Task description: Return the items exactly as they appear, starting at the line that contains "panel-a: a) 300" and ending at the line that contains "panel-a-series [108, 21, 630, 252]", with both of those lines included.

The records:

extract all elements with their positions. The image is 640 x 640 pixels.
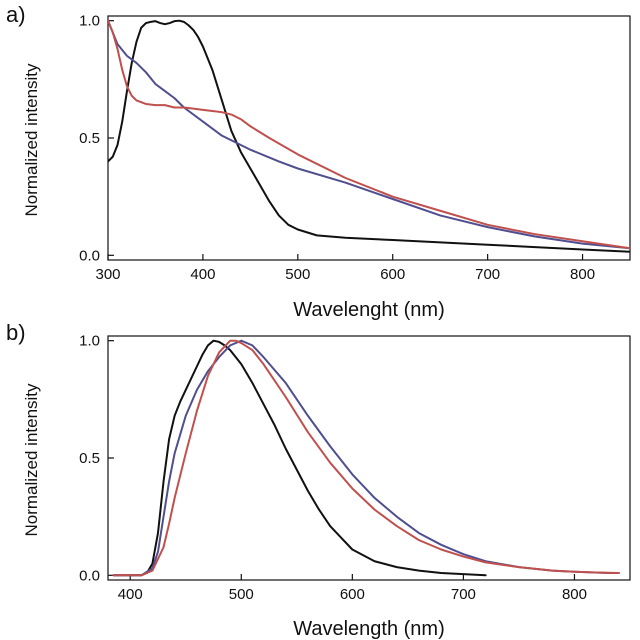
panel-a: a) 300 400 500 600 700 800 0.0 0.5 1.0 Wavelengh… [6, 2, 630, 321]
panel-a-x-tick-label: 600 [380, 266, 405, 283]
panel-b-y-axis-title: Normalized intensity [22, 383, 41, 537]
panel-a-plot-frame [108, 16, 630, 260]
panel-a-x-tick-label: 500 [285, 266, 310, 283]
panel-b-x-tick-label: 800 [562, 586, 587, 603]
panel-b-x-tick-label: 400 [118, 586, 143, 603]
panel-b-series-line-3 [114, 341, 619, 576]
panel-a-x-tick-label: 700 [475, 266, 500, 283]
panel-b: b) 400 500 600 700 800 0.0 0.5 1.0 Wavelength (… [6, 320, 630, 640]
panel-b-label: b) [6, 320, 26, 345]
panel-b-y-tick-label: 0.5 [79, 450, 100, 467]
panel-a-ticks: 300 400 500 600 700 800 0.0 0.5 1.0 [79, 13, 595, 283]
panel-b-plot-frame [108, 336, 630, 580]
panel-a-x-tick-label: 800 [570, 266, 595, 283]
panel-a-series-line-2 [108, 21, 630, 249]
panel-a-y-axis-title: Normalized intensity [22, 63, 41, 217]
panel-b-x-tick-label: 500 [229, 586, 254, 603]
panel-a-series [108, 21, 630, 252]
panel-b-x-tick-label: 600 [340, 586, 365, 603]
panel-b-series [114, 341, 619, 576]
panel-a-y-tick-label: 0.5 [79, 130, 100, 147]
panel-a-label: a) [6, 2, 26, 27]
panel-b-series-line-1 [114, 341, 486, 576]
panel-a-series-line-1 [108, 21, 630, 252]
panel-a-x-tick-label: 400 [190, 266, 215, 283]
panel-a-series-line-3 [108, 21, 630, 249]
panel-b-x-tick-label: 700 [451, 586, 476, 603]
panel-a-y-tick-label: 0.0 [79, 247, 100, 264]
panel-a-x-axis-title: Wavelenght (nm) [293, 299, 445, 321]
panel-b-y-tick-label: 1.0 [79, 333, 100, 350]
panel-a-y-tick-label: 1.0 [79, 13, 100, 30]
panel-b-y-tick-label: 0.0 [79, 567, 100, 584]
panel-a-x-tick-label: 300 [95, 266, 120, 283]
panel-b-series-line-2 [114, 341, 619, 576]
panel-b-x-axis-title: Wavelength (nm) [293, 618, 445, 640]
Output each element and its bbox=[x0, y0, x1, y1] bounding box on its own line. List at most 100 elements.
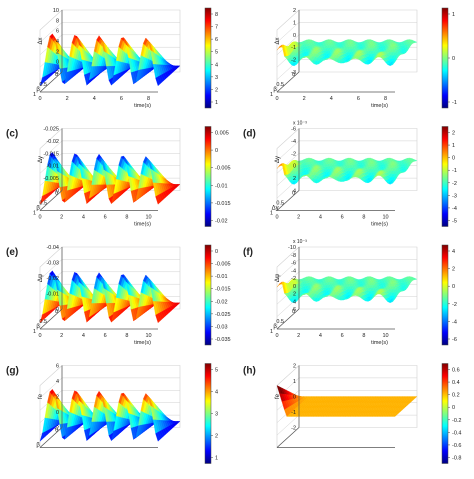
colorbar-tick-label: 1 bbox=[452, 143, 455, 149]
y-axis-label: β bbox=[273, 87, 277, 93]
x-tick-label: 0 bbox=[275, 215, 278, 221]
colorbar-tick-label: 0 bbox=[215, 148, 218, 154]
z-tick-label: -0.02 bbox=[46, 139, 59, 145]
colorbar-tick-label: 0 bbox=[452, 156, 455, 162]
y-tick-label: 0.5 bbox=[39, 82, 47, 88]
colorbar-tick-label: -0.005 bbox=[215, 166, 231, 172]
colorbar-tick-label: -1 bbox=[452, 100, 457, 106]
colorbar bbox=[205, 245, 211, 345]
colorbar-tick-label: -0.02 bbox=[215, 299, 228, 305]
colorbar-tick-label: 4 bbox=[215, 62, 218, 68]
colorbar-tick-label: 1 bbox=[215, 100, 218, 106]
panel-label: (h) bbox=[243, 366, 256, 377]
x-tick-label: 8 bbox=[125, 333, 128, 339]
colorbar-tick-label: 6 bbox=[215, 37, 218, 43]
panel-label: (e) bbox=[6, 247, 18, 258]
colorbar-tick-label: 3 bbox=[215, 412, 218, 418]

Response to this exercise:
panel-a: a) 300 400 500 600 700 800 0.0 0.5 1.0 Wavelengh… [6, 2, 630, 321]
panel-a-x-tick-label: 600 [380, 266, 405, 283]
panel-b-y-axis-title: Normalized intensity [22, 383, 41, 537]
panel-a-plot-frame [108, 16, 630, 260]
panel-a-x-tick-label: 500 [285, 266, 310, 283]
panel-b-x-tick-label: 800 [562, 586, 587, 603]
panel-b-x-tick-label: 400 [118, 586, 143, 603]
panel-b-series-line-3 [114, 341, 619, 576]
panel-a-x-tick-label: 700 [475, 266, 500, 283]
panel-b: b) 400 500 600 700 800 0.0 0.5 1.0 Wavelength (… [6, 320, 630, 640]
panel-b-label: b) [6, 320, 26, 345]
panel-b-y-tick-label: 0.5 [79, 450, 100, 467]
panel-a-ticks: 300 400 500 600 700 800 0.0 0.5 1.0 [79, 13, 595, 283]
panel-b-plot-frame [108, 336, 630, 580]
panel-a-x-tick-label: 800 [570, 266, 595, 283]
panel-a-series-line-2 [108, 21, 630, 249]
panel-a-y-axis-title: Normalized intensity [22, 63, 41, 217]
panel-b-x-tick-label: 500 [229, 586, 254, 603]
panel-a-series [108, 21, 630, 252]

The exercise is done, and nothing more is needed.